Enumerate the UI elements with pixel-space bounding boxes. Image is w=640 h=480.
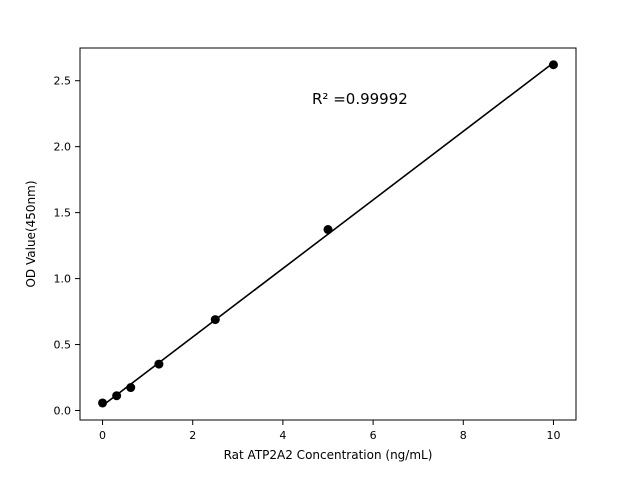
y-tick-label: 1.0 bbox=[54, 273, 72, 286]
x-axis-label: Rat ATP2A2 Concentration (ng/mL) bbox=[223, 448, 433, 462]
fit-line bbox=[102, 62, 554, 407]
x-tick-label: 10 bbox=[546, 429, 560, 442]
x-tick-label: 4 bbox=[279, 429, 286, 442]
data-point bbox=[548, 60, 558, 70]
data-point bbox=[98, 398, 108, 408]
y-tick-label: 0.5 bbox=[54, 339, 72, 352]
y-tick-label: 1.5 bbox=[54, 207, 72, 220]
axes-spines bbox=[79, 47, 577, 421]
y-tick-label: 2.0 bbox=[54, 141, 72, 154]
data-point bbox=[112, 391, 122, 401]
data-point bbox=[210, 315, 220, 325]
y-tick-label: 2.5 bbox=[54, 75, 72, 88]
data-point bbox=[154, 359, 164, 369]
y-tick-label: 0.0 bbox=[54, 405, 72, 418]
r-squared-annotation: R² =0.99992 bbox=[312, 90, 408, 108]
data-point bbox=[126, 383, 136, 393]
x-tick-label: 2 bbox=[189, 429, 196, 442]
x-tick-label: 6 bbox=[370, 429, 377, 442]
y-axis-label: OD Value(450nm) bbox=[24, 180, 38, 288]
x-tick-label: 8 bbox=[460, 429, 467, 442]
data-point bbox=[323, 225, 333, 235]
x-tick-label: 0 bbox=[99, 429, 106, 442]
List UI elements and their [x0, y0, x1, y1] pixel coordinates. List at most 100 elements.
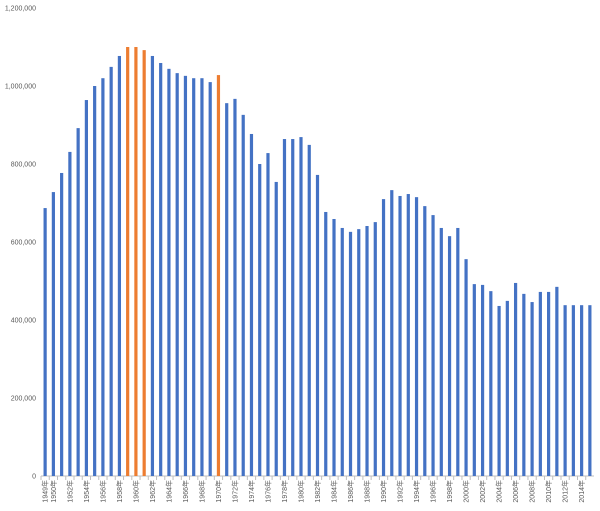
- x-tick-label: 1970年: [214, 480, 223, 503]
- x-tick-label: 1958年: [115, 480, 124, 503]
- bar: [159, 62, 163, 477]
- bar: [142, 50, 146, 477]
- x-tick-label: 1956年: [98, 480, 107, 503]
- bar: [76, 128, 80, 476]
- bar: [175, 73, 179, 476]
- bar: [282, 139, 287, 477]
- bar: [547, 291, 551, 476]
- x-tick-label: 1964年: [164, 480, 173, 503]
- bar: [68, 151, 72, 476]
- bar: [274, 181, 278, 476]
- y-tick-label: 800,000: [11, 162, 36, 169]
- x-tick-label: 1996年: [429, 480, 438, 503]
- x-tick-label: 1974年: [247, 480, 256, 503]
- x-tick-label: 1998年: [445, 480, 454, 503]
- bar: [505, 300, 509, 476]
- bar: [365, 226, 369, 476]
- y-tick-label: 400,000: [11, 318, 36, 325]
- bar: [423, 206, 427, 476]
- x-tick-label: 2002年: [478, 480, 487, 503]
- bar: [390, 190, 394, 476]
- bar: [348, 231, 353, 476]
- bar: [588, 305, 592, 476]
- bar: [101, 78, 105, 476]
- bar: [398, 195, 402, 477]
- bar: [538, 291, 542, 476]
- bar: [109, 66, 113, 476]
- x-tick-label: 2006年: [511, 480, 520, 503]
- bar: [324, 211, 328, 476]
- bar: [126, 47, 130, 476]
- x-tick-label: 1992年: [396, 480, 405, 503]
- x-tick-label: 1966年: [181, 480, 190, 503]
- y-tick-label: 1,200,000: [5, 6, 36, 13]
- x-tick-label: 1952年: [65, 480, 74, 503]
- bar: [150, 55, 155, 476]
- bar: [464, 259, 468, 476]
- bar: [489, 291, 493, 476]
- bar: [192, 78, 196, 476]
- bar: [183, 75, 188, 477]
- x-tick-label: 2012年: [561, 480, 570, 503]
- x-tick-label: 1994年: [412, 480, 421, 503]
- bar: [472, 284, 476, 476]
- x-tick-label: 2004年: [495, 480, 504, 503]
- x-tick-label: 1980年: [296, 480, 305, 503]
- bar: [456, 227, 460, 476]
- bar: [340, 227, 344, 476]
- bar: [381, 199, 386, 476]
- bar: [307, 144, 311, 476]
- x-tick-label: 1960年: [131, 480, 140, 503]
- x-tick-label: 1950年: [49, 480, 58, 503]
- x-tick-label: 1968年: [197, 480, 206, 503]
- bar: [225, 103, 229, 476]
- bar: [563, 305, 567, 476]
- bar: [332, 218, 336, 477]
- bar: [200, 78, 204, 476]
- bar: [216, 75, 221, 476]
- x-tick-label: 1984年: [330, 480, 339, 503]
- bar: [291, 139, 295, 477]
- bar: [117, 55, 122, 476]
- bar: [431, 215, 435, 476]
- bar: [522, 293, 526, 476]
- x-tick-label: 1982年: [313, 480, 322, 503]
- y-tick-label: 200,000: [11, 396, 36, 403]
- bar: [266, 153, 270, 476]
- bar: [555, 286, 559, 476]
- bar: [497, 305, 501, 476]
- bar: [241, 114, 245, 477]
- bar: [208, 82, 212, 476]
- bar: [233, 98, 237, 477]
- x-tick-label: 1990年: [379, 480, 388, 503]
- x-tick-label: 2008年: [528, 480, 537, 503]
- bar: [249, 133, 254, 476]
- x-tick-label: 1954年: [82, 480, 91, 503]
- bar: [530, 302, 534, 476]
- bar: [414, 197, 419, 476]
- bar: [580, 305, 584, 476]
- x-tick-label: 1988年: [363, 480, 372, 503]
- bar: [513, 282, 518, 476]
- bar: [134, 47, 138, 476]
- y-tick-label: 0: [32, 474, 36, 481]
- bar: [447, 236, 452, 476]
- bar: [299, 137, 303, 476]
- x-tick-label: 1972年: [230, 480, 239, 503]
- bar: [84, 100, 88, 476]
- bar: [51, 192, 55, 476]
- bar: [406, 194, 410, 476]
- x-tick-label: 1976年: [263, 480, 272, 503]
- bar: [315, 174, 320, 477]
- x-tick-label: 1949年: [41, 480, 50, 503]
- bar: [167, 68, 171, 476]
- bar: [373, 222, 377, 476]
- bar: [43, 208, 47, 476]
- x-tick-label: 1962年: [148, 480, 157, 503]
- bar: [480, 284, 485, 476]
- x-tick-label: 1978年: [280, 480, 289, 503]
- bar: [60, 172, 64, 476]
- bar: [357, 229, 361, 476]
- bar: [439, 227, 443, 476]
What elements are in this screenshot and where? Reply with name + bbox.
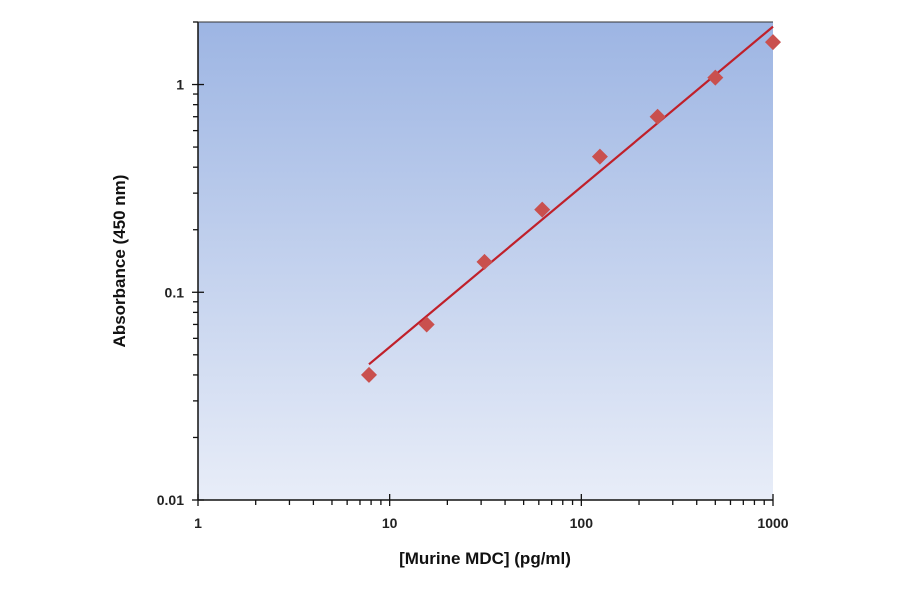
x-tick-label: 1 [194, 515, 202, 531]
data-point [649, 108, 666, 125]
data-point [418, 316, 435, 333]
x-tick-label: 100 [570, 515, 594, 531]
data-point [476, 253, 493, 270]
x-tick-label: 1000 [757, 515, 788, 531]
x-tick-label: 10 [382, 515, 398, 531]
y-tick-label: 1 [176, 77, 184, 93]
fit-line [368, 25, 774, 366]
y-tick-label: 0.1 [165, 284, 185, 300]
y-tick-label: 0.01 [157, 492, 184, 508]
data-point [707, 69, 724, 86]
data-point [534, 201, 551, 218]
data-point [765, 34, 781, 51]
y-axis-label: Absorbance (450 nm) [110, 175, 129, 348]
x-axis-label: [Murine MDC] (pg/ml) [399, 549, 571, 568]
data-point [591, 148, 608, 165]
data-point [360, 366, 377, 383]
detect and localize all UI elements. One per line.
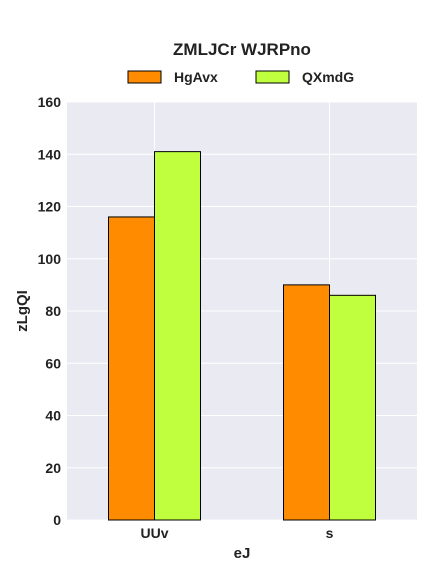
x-axis-label: eJ	[234, 545, 251, 562]
x-tick-label: s	[326, 525, 334, 541]
y-tick-label: 20	[45, 460, 61, 476]
y-tick-labels: 0 20 40 60 80 100 120 140 160	[38, 94, 62, 528]
y-tick-label: 100	[38, 251, 62, 267]
y-tick-label: 60	[45, 355, 61, 371]
legend-swatch	[127, 70, 162, 84]
y-axis-label: zLgQI	[14, 290, 31, 332]
y-tick-label: 140	[38, 146, 62, 162]
legend-swatch	[255, 70, 290, 84]
y-tick-label: 120	[38, 199, 62, 215]
x-tick-labels: UUv s	[140, 525, 333, 541]
legend-label: QXmdG	[302, 69, 354, 85]
bar-HgAvx-s	[283, 284, 330, 521]
legend: HgAvx QXmdG	[127, 69, 354, 85]
legend-label: HgAvx	[174, 69, 218, 85]
bars	[108, 151, 376, 521]
chart-title: ZMLJCr WJRPno	[173, 40, 311, 59]
x-tick-label: UUv	[140, 525, 168, 541]
bar-HgAvx-UUv	[108, 216, 155, 521]
bar-QXmdG-UUv	[154, 151, 201, 521]
y-tick-label: 0	[53, 512, 61, 528]
y-tick-label: 80	[45, 303, 61, 319]
y-tick-label: 40	[45, 408, 61, 424]
bar-QXmdG-s	[329, 294, 376, 521]
y-tick-label: 160	[38, 94, 62, 110]
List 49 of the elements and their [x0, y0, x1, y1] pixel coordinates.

• [Exercise objective]
Change "bar" to "column" in the entries, starting with the line with "- x-tick-label: 1970年: [214, 480, 223, 503]" and going on through the line with "- x-tick-label: 1964年: [164, 480, 173, 503]". Return only those lines, with everything else unchanged.

• [Correct result]
- x-tick-label: 1970年: [214, 480, 223, 503]
- x-tick-label: 1958年: [115, 480, 124, 503]
- column: [159, 62, 163, 477]
- column: [142, 50, 146, 477]
- x-tick-label: 1956年: [98, 480, 107, 503]
- column: [76, 128, 80, 476]
- column: [175, 73, 179, 476]
- column: [282, 139, 287, 477]
- column: [547, 291, 551, 476]
- x-tick-label: 1964年: [164, 480, 173, 503]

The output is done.